_OBJECTIVES_:
a – According to the Levy Report article, who headed the committee that presented the report?
b – Quote the stretch of the Levy Report article from "Likud MK Danny" through "enterprise in the West Bank.".

____ PASSAGE TO READ

Inside Out: Why Netanyahu won’t endorse the Levy Report
By JONATHAN ROSEN
07/11/2012 23:09
Legalizing the outposts would put an end to that façade and would be a slap in the face of the international community.
Rehalim outpost Photo: rechelim.org
The settlers and their supporters erupted in jubilation Monday after a committee
headed by retired Supreme Court Justice Edmond Levy presented its report on the
issue of settlements and outposts in the West Bank.
Likud MK Danny Danon
was quoted on Tuesday by Ma’ariv as describing the publication of the report a
“day of celebration for settlement.”
The pro-settler crowd appeared to be
especially pleased by two particular elements in the report. The first is the
general assertion that the territories that Israel conquered from Jordan in 1967
are not legally under “occupation.” As a consequence, the committee stipulated
that the Fourth Geneva Convention banning the settlement of citizens from the
occupying country in the occupied territories does not apply to the Israeli
settlement enterprise in the West Bank.
The second issue that seemed to
warm the hearts of the settler supporters was the committee’s refusal to allow
the government to disavow its responsibility for the settlement outposts. The
Levy Committee found that the government had lent its ongoing tacit support to
the establishment of the outposts, and could not hide behind the absence of
formal authorization.
The committee went on to recommend legalizing
retroactively all of outposts that were not situated on privately-owned property,
and allowing them to grow and flourish, like other settlements.
The
enthusiastic response by the prosettler crowd was particularly surprising – a
front page commentary in Makor Rishon called it nothing short of a “watershed
moment”– given the lack of novelty in the ideas put forward by the
report.
After all, the arguments in support of the settlement enterprise
as a whole and the settlement outposts in particular are anything but new. They
have been espoused for years by the settlers and their supporters, including
prominent members of the Netanyahu government in the recent past. Just a few
months ago Deputy Foreign Minister Danny Ayalon posted on YouTube a clip
reviewing the history of the Israeli-Arab conflict that presented the very same
“there is no occupation” theory put forward by the Levy Committee.

________
____ RECORDED DATA

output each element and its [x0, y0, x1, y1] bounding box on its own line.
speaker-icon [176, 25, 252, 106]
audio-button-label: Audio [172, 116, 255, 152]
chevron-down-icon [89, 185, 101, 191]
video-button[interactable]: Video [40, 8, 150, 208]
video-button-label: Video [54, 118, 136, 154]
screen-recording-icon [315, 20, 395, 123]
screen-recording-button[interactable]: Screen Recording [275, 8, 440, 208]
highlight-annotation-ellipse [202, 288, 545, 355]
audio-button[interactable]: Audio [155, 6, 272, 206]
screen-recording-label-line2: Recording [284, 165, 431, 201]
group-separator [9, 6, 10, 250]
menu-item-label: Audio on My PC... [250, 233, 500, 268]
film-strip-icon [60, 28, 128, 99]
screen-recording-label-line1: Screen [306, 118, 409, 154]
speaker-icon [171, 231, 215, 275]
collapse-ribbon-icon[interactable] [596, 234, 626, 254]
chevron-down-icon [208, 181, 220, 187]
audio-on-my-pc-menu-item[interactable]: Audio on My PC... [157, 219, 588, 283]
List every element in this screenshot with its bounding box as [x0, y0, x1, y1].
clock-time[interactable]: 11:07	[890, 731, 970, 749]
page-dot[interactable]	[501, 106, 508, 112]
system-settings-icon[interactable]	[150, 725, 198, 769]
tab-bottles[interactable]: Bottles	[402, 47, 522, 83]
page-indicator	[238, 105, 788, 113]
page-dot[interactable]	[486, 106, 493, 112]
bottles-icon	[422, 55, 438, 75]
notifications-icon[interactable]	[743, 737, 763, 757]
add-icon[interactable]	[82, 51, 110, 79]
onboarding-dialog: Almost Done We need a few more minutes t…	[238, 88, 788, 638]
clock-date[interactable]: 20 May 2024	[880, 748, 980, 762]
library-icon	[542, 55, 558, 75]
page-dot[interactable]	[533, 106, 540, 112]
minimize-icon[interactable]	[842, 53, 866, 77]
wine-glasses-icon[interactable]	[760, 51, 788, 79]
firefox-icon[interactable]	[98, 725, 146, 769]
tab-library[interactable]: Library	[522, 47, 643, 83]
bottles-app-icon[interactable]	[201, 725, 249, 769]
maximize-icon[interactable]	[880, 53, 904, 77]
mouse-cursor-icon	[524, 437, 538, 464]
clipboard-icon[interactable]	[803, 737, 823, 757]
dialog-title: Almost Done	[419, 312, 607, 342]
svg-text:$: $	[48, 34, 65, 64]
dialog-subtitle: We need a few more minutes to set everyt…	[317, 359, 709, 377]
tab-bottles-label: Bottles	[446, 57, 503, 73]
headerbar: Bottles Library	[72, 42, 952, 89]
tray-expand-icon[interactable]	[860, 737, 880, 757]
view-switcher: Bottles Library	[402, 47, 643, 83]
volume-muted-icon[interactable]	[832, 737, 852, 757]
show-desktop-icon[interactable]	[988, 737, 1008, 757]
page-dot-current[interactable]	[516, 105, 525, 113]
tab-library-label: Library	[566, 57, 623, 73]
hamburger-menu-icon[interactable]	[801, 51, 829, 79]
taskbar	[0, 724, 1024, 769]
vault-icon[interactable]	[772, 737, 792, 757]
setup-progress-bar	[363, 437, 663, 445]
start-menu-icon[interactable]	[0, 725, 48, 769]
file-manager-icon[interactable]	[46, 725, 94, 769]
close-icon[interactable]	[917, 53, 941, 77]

________

_ANSWERS PER TASK_:
a – Retired Supreme Court Justice Edmond Levy.

b –
Likud MK Danny Danon
was quoted on Tuesday by Ma’ariv as describing the publication of the report a
“day of celebration for settlement.”
The pro-settler crowd appeared to be
especially pleased by two particular elements in the report. The first is the
general assertion that the territories that Israel conquered from Jordan in 1967
are not legally under “occupation.” As a consequence, the committee stipulated
that the Fourth Geneva Convention banning the settlement of citizens from the
occupying country in the occupied territories does not apply to the Israeli
settlement enterprise in the West Bank.